--- INFORMATION GIVEN ---

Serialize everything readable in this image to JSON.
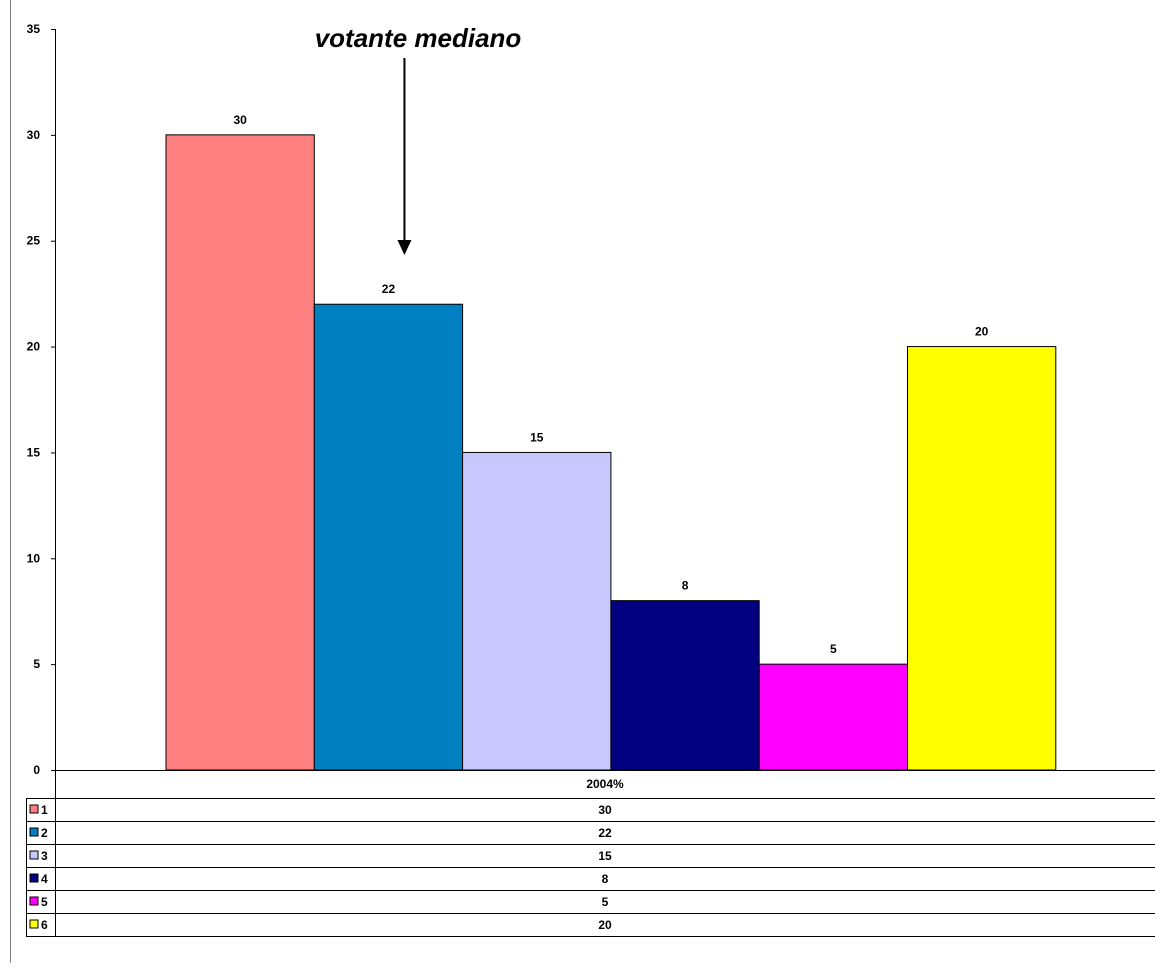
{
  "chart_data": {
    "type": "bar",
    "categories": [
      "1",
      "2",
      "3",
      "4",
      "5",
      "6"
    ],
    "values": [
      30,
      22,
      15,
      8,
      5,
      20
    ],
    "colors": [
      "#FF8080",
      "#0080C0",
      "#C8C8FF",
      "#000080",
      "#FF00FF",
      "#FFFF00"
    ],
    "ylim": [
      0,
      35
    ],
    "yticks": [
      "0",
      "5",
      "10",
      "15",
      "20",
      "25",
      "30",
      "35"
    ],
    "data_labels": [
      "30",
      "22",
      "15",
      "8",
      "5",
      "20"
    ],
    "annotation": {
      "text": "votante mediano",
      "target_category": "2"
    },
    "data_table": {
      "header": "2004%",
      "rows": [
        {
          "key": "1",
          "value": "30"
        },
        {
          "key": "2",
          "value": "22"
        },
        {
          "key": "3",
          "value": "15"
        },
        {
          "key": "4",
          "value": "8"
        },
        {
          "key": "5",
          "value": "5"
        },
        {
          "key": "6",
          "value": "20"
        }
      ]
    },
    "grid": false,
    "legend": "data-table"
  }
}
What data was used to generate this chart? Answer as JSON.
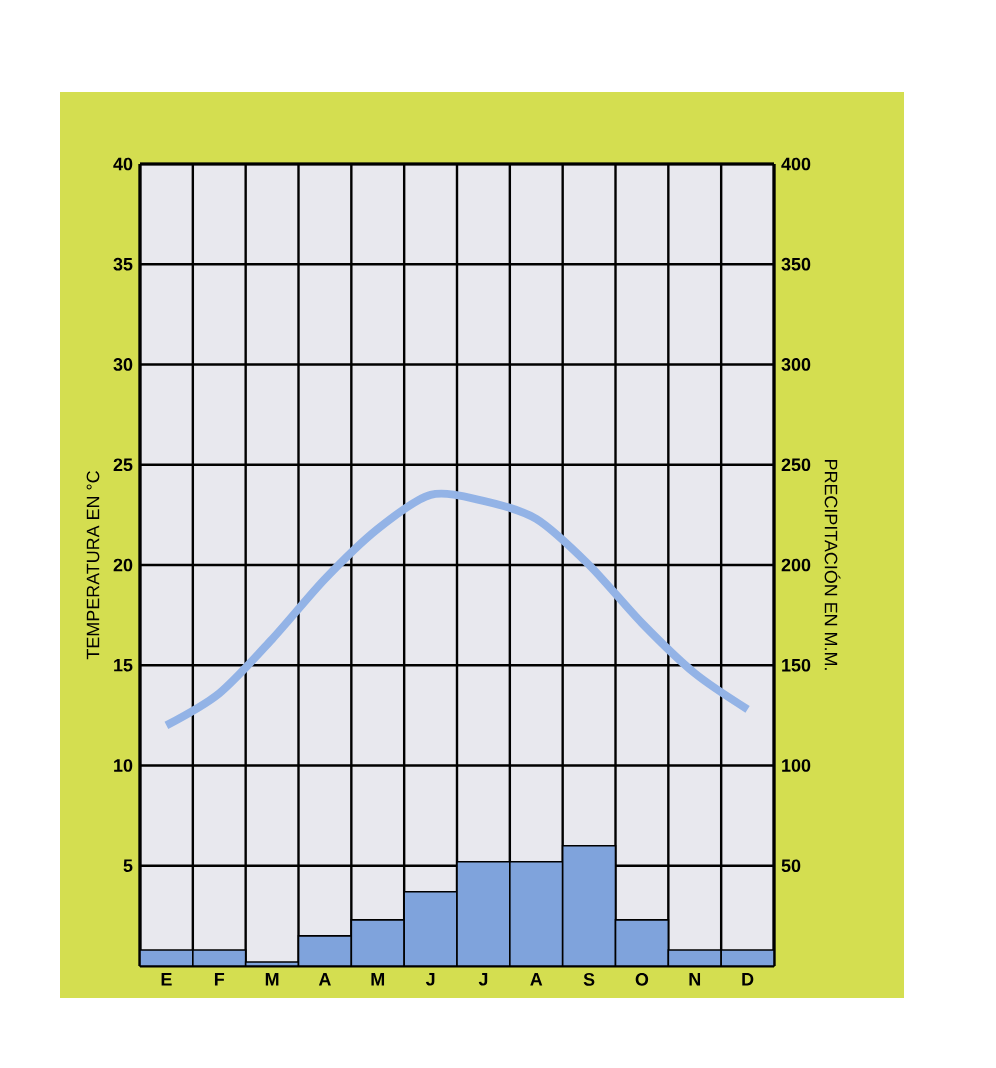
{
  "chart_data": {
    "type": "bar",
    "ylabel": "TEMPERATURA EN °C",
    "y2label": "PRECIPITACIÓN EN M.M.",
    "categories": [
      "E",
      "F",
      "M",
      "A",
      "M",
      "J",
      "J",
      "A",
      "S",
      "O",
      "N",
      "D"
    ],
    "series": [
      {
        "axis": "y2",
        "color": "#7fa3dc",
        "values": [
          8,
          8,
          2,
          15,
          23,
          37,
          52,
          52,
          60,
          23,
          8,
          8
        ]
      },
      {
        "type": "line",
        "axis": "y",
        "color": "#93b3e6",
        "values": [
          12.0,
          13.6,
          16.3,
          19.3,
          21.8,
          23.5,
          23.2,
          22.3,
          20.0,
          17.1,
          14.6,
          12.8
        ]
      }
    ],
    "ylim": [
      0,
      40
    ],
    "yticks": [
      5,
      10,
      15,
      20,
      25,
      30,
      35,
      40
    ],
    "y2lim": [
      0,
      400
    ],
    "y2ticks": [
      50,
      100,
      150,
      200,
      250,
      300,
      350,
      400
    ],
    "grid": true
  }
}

---
--- INFORMATION GIVEN ---

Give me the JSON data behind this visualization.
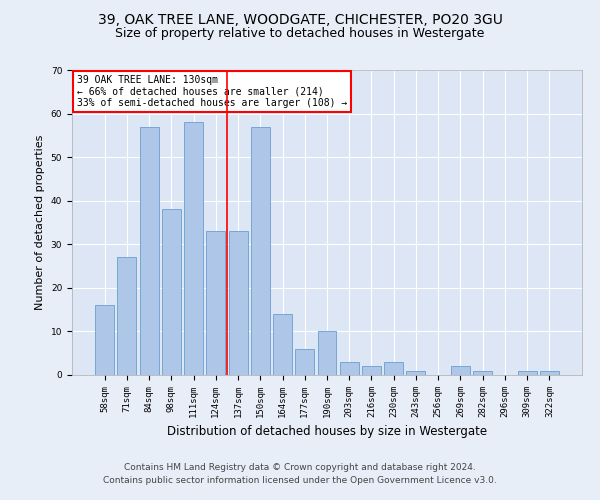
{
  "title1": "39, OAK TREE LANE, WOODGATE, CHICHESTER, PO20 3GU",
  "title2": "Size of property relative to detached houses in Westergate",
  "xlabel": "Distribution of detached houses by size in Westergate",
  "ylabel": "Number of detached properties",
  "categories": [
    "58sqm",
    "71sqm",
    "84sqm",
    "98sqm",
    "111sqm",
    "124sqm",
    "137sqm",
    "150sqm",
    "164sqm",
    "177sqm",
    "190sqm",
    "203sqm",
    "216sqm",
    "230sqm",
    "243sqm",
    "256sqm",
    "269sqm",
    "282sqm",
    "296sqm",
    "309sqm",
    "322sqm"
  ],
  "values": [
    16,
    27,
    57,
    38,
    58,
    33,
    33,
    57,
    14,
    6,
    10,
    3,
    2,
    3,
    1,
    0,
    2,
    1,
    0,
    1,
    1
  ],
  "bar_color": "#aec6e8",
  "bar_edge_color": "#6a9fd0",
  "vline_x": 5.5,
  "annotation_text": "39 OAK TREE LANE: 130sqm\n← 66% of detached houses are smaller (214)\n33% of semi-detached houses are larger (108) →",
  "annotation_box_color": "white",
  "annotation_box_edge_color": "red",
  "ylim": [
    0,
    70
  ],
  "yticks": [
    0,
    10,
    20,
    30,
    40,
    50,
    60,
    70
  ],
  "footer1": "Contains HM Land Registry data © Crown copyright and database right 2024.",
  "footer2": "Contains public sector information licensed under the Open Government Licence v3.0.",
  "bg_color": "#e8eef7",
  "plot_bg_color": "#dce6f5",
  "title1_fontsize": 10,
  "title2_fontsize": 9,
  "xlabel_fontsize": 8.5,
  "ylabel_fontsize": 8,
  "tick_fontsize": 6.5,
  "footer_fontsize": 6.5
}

---

From the material above, copy each line that includes the word "Westergate".

  "title2": "Size of property relative to detached houses in Westergate",
  "xlabel": "Distribution of detached houses by size in Westergate",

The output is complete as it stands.